| EXERCISE DETAILS |
Look through the listing and locate every line containing the word "Select"; copy those lines.
##### EXERCISE INPUT
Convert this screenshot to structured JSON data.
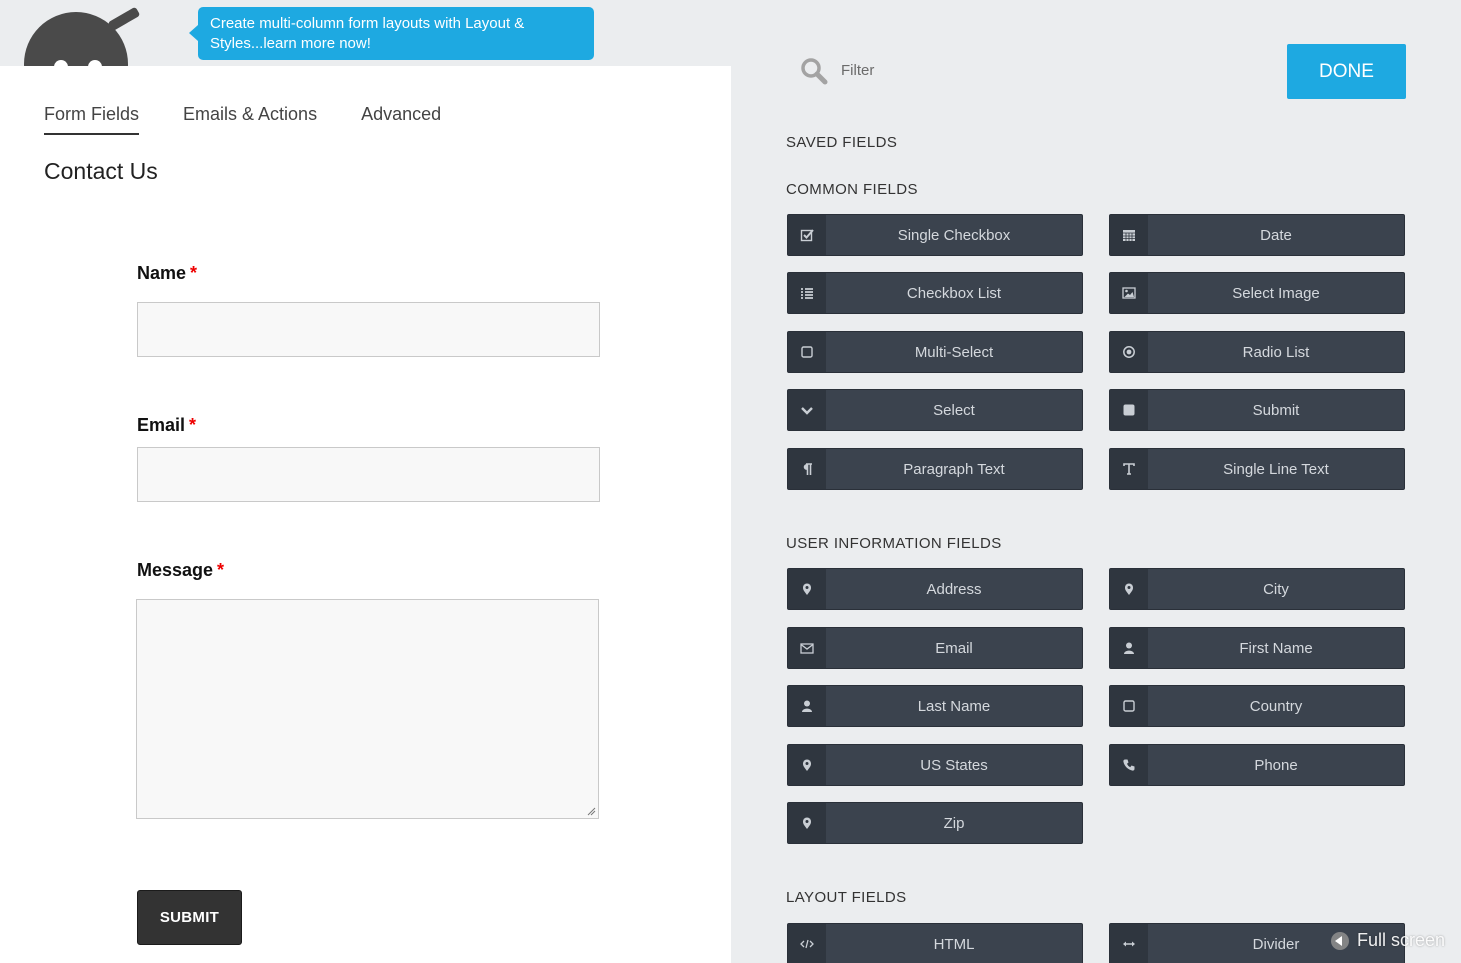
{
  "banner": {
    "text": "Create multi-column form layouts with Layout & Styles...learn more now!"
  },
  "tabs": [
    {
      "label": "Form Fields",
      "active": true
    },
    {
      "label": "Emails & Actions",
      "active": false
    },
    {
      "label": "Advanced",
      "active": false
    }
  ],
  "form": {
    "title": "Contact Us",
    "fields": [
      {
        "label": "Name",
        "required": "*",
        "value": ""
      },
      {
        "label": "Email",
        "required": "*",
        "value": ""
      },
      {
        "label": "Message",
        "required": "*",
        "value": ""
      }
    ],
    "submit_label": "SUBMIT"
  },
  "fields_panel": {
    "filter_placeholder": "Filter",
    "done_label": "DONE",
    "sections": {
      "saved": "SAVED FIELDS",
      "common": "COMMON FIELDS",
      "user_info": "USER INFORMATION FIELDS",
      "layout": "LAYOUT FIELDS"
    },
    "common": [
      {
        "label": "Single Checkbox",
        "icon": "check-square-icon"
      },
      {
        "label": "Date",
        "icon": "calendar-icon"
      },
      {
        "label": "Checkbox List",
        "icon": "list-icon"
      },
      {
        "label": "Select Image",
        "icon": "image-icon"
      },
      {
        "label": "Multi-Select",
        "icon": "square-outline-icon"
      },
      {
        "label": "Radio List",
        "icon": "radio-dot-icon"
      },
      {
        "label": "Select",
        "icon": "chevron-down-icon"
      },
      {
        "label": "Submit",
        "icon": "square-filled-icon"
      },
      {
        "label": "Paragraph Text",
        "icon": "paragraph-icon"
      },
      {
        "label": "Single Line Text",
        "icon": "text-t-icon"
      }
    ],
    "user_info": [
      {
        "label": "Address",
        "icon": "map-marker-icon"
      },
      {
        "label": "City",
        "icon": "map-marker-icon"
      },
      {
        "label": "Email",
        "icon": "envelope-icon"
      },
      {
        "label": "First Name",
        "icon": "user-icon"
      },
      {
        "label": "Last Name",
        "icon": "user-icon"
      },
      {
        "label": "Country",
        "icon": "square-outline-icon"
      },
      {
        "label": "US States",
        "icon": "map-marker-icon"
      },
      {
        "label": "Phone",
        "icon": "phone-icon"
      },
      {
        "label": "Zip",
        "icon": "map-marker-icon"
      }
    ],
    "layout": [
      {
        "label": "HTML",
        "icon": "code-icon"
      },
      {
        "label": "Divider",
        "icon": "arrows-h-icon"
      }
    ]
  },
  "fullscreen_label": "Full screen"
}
##########
| THE OUTPUT |
        "label": "Select Image",
        "label": "Multi-Select",
        "label": "Select",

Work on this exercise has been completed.